BEGIN Records supplied

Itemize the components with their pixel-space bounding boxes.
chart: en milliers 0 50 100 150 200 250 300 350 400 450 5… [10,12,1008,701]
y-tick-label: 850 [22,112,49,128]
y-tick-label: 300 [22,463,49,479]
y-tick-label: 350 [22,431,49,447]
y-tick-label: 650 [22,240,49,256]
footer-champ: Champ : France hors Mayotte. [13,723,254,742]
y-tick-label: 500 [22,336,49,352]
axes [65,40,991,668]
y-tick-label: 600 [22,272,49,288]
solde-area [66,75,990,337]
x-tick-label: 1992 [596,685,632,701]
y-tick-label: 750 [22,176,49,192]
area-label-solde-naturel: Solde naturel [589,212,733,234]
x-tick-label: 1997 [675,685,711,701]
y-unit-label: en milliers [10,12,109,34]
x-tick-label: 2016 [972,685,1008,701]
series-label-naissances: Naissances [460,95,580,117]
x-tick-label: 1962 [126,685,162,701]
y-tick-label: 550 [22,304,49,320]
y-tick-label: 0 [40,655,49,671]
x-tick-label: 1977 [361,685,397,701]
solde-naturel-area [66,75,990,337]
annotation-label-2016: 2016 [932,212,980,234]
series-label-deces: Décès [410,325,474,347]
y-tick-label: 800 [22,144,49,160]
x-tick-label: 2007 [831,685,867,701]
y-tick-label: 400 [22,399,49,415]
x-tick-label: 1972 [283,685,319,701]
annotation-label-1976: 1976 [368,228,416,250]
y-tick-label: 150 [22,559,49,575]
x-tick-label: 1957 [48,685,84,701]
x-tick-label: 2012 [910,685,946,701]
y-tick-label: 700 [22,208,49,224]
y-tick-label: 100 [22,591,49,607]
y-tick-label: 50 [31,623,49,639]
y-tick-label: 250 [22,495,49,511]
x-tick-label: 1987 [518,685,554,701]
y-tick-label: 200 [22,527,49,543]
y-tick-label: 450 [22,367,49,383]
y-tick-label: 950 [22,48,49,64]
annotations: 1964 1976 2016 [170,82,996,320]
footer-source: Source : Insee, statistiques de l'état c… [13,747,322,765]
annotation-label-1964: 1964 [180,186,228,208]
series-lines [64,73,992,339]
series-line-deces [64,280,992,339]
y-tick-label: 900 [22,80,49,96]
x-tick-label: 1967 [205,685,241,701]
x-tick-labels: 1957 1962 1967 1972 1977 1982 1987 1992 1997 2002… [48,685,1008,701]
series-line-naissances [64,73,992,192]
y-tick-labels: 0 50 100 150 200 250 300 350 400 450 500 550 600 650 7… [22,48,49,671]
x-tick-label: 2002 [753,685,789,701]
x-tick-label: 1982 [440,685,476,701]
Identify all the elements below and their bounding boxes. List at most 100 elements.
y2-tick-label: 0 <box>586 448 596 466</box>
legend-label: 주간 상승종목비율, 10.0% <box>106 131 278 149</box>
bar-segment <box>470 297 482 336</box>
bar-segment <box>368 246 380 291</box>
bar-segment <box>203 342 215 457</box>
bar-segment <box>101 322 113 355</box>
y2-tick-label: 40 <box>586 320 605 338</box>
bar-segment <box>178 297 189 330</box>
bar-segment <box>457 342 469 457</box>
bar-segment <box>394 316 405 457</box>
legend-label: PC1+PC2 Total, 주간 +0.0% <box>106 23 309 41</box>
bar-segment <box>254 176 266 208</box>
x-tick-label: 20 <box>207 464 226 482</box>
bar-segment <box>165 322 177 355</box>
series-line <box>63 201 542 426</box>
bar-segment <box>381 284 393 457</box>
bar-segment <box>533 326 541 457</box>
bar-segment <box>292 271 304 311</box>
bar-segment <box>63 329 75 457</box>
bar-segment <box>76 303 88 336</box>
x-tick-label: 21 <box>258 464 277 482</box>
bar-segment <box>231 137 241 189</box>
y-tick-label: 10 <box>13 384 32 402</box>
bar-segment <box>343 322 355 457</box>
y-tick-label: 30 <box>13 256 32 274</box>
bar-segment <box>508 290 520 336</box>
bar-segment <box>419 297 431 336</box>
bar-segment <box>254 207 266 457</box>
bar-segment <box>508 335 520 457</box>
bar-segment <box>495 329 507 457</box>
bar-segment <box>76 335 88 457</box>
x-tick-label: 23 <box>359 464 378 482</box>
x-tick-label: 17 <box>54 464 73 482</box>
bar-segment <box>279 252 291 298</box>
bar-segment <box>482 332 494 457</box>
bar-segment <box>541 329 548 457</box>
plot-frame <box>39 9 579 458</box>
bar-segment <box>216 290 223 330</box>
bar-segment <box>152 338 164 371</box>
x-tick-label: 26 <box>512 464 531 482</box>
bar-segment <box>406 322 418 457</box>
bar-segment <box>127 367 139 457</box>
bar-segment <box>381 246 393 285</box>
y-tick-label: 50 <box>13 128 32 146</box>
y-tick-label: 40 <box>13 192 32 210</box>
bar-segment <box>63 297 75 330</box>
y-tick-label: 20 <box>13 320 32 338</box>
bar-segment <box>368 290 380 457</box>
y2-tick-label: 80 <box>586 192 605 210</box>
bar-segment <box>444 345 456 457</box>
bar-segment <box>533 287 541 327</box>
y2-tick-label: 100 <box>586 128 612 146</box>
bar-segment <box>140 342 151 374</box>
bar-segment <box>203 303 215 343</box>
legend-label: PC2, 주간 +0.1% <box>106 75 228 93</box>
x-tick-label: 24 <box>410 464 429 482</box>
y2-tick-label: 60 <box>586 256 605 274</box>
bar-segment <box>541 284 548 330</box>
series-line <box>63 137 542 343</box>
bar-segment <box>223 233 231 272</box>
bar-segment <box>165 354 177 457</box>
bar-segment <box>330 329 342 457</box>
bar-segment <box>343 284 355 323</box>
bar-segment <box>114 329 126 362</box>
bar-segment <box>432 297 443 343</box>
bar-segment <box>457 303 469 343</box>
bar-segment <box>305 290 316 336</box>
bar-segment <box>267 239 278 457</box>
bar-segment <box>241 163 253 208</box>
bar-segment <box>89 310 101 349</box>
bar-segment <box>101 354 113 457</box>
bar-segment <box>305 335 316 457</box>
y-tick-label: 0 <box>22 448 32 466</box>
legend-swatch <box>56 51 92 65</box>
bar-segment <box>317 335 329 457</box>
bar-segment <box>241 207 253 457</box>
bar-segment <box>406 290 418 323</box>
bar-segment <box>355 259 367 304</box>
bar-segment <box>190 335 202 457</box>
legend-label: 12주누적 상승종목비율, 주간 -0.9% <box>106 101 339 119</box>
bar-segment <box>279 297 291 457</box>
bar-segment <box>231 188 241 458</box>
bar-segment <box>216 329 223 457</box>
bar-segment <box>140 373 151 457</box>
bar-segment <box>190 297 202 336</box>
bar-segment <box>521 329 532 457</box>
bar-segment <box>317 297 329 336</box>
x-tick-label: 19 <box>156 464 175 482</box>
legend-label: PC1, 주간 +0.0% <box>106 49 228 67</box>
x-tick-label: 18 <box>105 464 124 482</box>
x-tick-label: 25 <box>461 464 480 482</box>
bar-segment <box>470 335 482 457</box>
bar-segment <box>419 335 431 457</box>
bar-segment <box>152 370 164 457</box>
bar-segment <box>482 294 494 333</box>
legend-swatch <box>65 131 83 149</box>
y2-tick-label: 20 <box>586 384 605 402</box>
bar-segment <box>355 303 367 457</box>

END Records supplied

Problem - Extract every line of the items above that contains the string "상승종목비율", treating uppercase and lowercase as different.

Reply -
legend-label: 주간 상승종목비율, 10.0% <box>106 131 278 149</box>
legend-label: 12주누적 상승종목비율, 주간 -0.9% <box>106 101 339 119</box>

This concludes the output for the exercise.